_TEXTO PARA LEITURA_
-------------------------

Platão foi educador por excelência
"A educação deve possibilitar ao corpo e à alma toda a
perfeição e a beleza que podem ter". Foi dessa maneira que Platão
estabeleceu, de forma direta, sumamente objetiva, sem subterfúgios e nem
solilóquios, em poucas palavras, a real finalidade desse processo, tão
comentado e teorizado, mas tão pouco compreendido, posto que essencial para a
formação humana. Ele via no filósofo não um teorizador, a lidar com complexas idéias
abstratas, como muitos entendiam (e ainda hoje entendem), mas, sobretudo, um “educador”.
Todavia em sentido amplo, holístico, completo, envolvendo a integralidade
humana. Ou seja, levando em conta, simultaneamente, corpo e mente (que chamou
de “alma”), já que um não existe sem o outro.
Para Platão, educação era algo muito além do que é
compreendido hoje, universalmente (salvo raríssimas exceções). Ou seja, como
mera forma de “adestramento” das pessoas para exercerem as diversas profissões
que exijam conhecimentos específicos, como sempre entenderam e ainda entendem
os responsáveis por políticas educacionais mundo afora. Fiel a essa sua visão,
ele criou, em uma área nobre que havia recebido por herança, uma de suas
principais obras, que só rivaliza em importância com suas idéias filosóficas,
que foi a Academia. Ouso afirmar que se tratou da primeira escola superior da
história. E foi tão preciosa, que lhe sobreviveu, e muitíssimo. Durou quase um
milênio!!! Ademais nunca foi nem remotamente igualada em excelência, quer em
seus métodos, quer em seu objetivo: o de “possibilitar ao corpo e à alma toda
perfeição e beleza que podem ter”.
O filósofo e escritor norueguês Jostein Gaarder destaca, em
seu best-seller mundial “O mundo de Sofia”, qual era a principal característica
dessa instituição, que a diferenciava de todas as outras, tanto as que vieram
antes, quanto as criadas depois dela: “ Na Academia de Platão ensinava-se
filosofia, matemática e ginástica. ‘Ensinar’’ talvez não seja o verbo mais
adequado. Na Academia de Platão o que mais importava também era o diálogo vivo.
Não foi por acaso que Platão escreveu seus textos em forma de diálogos”. Não
havia, pois, como nas escolas tradicionais, a figura de um “professor”, em
contraposição a alunos. “Todos” participavam – cada qual de acordo com as
informações que dispunha – da busca do conhecimento. Pelo menos durante o tempo
em que Platão comandou a Academia, esta não dispunha de qualquer doutrina
especial para ensinar. Em vez disso, o filósofo (e provavelmente outros
associados a ele) passavam problemas a serem estudados e resolvidos conjuntamente.
A filósofa gaucha Neiva da Silva Martinelli observa: “ (...)

-------------------------

_DADOS DO EXERCÍCIO_
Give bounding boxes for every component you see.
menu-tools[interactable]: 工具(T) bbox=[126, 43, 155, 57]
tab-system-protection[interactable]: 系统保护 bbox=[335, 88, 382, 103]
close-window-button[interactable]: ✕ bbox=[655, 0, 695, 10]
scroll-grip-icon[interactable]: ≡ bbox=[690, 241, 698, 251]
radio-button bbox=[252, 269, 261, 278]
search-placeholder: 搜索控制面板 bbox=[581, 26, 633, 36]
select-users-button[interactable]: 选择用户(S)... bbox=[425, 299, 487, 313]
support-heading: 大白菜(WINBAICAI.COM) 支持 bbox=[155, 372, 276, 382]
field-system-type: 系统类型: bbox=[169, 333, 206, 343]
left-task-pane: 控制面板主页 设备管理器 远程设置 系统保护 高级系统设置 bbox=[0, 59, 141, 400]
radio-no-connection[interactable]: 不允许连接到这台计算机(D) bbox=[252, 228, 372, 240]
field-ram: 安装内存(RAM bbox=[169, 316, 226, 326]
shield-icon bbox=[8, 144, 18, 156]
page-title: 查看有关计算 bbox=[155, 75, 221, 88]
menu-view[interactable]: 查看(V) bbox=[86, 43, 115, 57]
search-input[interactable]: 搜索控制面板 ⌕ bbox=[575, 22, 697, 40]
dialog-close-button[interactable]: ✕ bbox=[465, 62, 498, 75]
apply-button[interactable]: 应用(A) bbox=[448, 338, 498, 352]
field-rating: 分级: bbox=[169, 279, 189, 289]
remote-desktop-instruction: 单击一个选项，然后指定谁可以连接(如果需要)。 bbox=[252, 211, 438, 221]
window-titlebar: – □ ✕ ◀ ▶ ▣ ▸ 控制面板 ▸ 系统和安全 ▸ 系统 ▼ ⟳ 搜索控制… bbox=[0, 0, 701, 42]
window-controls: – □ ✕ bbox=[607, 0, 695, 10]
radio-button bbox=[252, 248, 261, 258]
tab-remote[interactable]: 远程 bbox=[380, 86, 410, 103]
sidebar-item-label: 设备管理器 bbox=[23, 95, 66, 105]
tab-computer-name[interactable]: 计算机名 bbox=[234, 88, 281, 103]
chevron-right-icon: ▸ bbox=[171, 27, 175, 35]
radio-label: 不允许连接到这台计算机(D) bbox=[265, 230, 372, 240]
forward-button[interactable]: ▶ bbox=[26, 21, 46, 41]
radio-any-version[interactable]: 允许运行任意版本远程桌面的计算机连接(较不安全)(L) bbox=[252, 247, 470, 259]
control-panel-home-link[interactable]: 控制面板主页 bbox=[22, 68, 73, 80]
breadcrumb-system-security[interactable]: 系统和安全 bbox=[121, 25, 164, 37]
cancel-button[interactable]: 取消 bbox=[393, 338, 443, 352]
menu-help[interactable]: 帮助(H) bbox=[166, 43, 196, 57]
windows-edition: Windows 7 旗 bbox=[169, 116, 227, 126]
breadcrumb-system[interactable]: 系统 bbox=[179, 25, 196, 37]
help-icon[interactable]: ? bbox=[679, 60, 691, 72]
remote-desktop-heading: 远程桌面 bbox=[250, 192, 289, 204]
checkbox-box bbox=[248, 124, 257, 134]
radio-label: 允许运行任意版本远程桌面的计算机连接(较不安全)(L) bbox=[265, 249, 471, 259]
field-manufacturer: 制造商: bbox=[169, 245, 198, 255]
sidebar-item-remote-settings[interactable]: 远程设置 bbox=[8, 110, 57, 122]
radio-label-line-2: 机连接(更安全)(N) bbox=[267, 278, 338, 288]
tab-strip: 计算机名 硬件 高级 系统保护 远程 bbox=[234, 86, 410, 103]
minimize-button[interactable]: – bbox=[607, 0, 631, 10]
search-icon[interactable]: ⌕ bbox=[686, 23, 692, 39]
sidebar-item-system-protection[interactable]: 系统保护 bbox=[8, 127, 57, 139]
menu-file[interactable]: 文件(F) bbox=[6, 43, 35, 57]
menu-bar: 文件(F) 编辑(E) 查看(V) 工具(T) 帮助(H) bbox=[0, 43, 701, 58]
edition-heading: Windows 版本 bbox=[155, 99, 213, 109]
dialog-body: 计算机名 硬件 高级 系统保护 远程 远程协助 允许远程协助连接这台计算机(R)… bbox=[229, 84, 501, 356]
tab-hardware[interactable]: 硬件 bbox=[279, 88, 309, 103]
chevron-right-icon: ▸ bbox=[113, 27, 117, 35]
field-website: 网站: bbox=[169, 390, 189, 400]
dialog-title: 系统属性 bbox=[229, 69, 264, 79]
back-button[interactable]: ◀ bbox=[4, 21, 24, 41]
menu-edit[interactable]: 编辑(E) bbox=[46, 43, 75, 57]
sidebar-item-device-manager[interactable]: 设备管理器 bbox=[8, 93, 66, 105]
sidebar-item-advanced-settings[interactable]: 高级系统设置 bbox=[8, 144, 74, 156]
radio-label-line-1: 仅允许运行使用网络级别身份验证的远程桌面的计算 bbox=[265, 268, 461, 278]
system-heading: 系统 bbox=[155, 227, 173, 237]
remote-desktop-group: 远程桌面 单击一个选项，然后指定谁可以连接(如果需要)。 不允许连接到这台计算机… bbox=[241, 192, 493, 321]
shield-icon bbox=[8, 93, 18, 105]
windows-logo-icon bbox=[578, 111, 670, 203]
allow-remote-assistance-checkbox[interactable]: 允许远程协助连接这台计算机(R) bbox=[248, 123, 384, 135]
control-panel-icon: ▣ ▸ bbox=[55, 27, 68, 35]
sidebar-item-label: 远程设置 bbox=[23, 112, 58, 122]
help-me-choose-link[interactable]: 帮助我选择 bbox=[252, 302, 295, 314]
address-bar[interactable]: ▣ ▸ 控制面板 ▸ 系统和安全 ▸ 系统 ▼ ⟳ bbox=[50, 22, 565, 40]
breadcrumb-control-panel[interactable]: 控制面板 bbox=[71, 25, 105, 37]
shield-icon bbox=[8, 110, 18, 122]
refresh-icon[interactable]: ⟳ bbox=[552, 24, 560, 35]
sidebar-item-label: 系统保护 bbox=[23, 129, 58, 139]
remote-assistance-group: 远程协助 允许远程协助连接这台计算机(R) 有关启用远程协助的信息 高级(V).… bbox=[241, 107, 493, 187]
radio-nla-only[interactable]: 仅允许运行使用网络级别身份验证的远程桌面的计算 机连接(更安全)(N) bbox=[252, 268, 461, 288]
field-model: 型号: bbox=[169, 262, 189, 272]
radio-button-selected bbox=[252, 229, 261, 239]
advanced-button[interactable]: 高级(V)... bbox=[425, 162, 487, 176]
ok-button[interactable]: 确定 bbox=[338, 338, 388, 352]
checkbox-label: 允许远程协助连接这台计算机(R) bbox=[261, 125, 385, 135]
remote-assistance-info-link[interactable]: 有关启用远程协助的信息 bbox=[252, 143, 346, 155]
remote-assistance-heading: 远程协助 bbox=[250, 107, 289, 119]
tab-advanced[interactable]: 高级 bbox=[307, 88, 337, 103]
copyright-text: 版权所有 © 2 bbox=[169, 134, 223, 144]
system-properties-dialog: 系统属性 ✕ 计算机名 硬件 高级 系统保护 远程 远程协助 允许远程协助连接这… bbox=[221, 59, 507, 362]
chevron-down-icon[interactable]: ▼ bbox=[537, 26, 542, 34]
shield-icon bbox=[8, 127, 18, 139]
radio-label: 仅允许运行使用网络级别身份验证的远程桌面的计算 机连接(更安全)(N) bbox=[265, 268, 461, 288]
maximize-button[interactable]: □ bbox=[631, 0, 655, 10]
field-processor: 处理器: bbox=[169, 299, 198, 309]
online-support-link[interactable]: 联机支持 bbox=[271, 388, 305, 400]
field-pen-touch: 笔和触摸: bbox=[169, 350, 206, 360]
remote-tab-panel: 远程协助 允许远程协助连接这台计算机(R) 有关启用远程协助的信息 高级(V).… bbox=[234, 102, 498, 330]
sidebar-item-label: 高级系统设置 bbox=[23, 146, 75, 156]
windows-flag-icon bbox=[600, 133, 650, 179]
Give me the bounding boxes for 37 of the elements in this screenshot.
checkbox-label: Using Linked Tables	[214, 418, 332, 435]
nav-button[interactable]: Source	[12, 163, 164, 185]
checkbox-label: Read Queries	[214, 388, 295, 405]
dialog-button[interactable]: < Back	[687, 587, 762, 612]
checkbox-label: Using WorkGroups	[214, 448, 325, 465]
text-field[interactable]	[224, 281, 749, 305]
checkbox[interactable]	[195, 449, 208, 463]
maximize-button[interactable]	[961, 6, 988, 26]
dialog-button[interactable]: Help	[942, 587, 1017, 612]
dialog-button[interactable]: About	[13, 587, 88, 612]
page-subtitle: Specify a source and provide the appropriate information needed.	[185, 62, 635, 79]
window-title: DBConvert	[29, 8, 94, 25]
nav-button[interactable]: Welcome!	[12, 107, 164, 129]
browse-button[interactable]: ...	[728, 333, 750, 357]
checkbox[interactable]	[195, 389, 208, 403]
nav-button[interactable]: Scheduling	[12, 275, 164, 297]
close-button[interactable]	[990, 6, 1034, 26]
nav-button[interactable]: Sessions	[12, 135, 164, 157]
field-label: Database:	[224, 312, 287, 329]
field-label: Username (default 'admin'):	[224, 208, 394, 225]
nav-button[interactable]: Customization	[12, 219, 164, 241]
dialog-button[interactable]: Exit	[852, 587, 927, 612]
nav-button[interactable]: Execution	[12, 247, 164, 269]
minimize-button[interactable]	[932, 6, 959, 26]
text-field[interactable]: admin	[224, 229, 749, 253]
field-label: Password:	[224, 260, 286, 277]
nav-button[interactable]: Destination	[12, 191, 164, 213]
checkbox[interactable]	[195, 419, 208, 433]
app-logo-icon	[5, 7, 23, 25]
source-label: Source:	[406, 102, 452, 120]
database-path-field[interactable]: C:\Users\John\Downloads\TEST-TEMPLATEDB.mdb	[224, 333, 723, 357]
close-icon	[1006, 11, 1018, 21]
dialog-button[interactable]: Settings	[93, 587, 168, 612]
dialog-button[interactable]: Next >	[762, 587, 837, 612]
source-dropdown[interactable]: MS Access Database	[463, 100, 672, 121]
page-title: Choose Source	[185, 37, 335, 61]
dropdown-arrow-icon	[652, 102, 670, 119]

-------------------------

_INSTRUÇÕES DO EXERCÍCIO_
1. Pode citar literalmente as linhas de dados, e não o texto sobre Platão, começando pela primeira linha e seguindo até a linha que contém "search-placeholder: 搜索控制面板 bbox=[581, 26, 633, 36]", ambas incluídas?
2. Como prossegue o texto sobre Platão a partir do ponto em que ele termina? Escreva essa continuação.
O texto sobre Platão e as linhas têm origens distintas.

_RESPOSTAS POR TAREFA_
1.
Give bounding boxes for every component you see.
menu-tools[interactable]: 工具(T) bbox=[126, 43, 155, 57]
tab-system-protection[interactable]: 系统保护 bbox=[335, 88, 382, 103]
close-window-button[interactable]: ✕ bbox=[655, 0, 695, 10]
scroll-grip-icon[interactable]: ≡ bbox=[690, 241, 698, 251]
radio-button bbox=[252, 269, 261, 278]
search-placeholder: 搜索控制面板 bbox=[581, 26, 633, 36]

2.
A filosofia é realizada na Academia... pela oralidade, a vida comunitária é
regida pelos discursos e diálogos, pela educação da alma. O método socrático e
a matemática (fonte em Pitágoras) são ciências necessárias à formação do
filósofo, sendo que a matemática revela ordem, harmonia, fornecendo uma visão
de perfeição do mundo inteligível”. Em outro trecho de seu excelente ensaio a
propósito dessa modelar escola, ela destaca: “A Academia objetivava formar
novos homens, no sentido transformador do amor ao bem, num ato de sublimação,
visando o tornar-se virtuoso pela ação. O filósofo é aquele que escreve na
alma. E o verdadeiro conhecimento é universal, refletido em si mesmo e de si
toma consciência. Por isso nos diálogos há o comum acordo, onde se superam os
pontos de vista individuais. Entretanto havia a liberdade de pensamento, de
expressão. O fundamento da escola era o ato do diálogo, visto e tido como um
modo de vida, pois o mesmo conduz à transformação do ser humano”. E não conduz?!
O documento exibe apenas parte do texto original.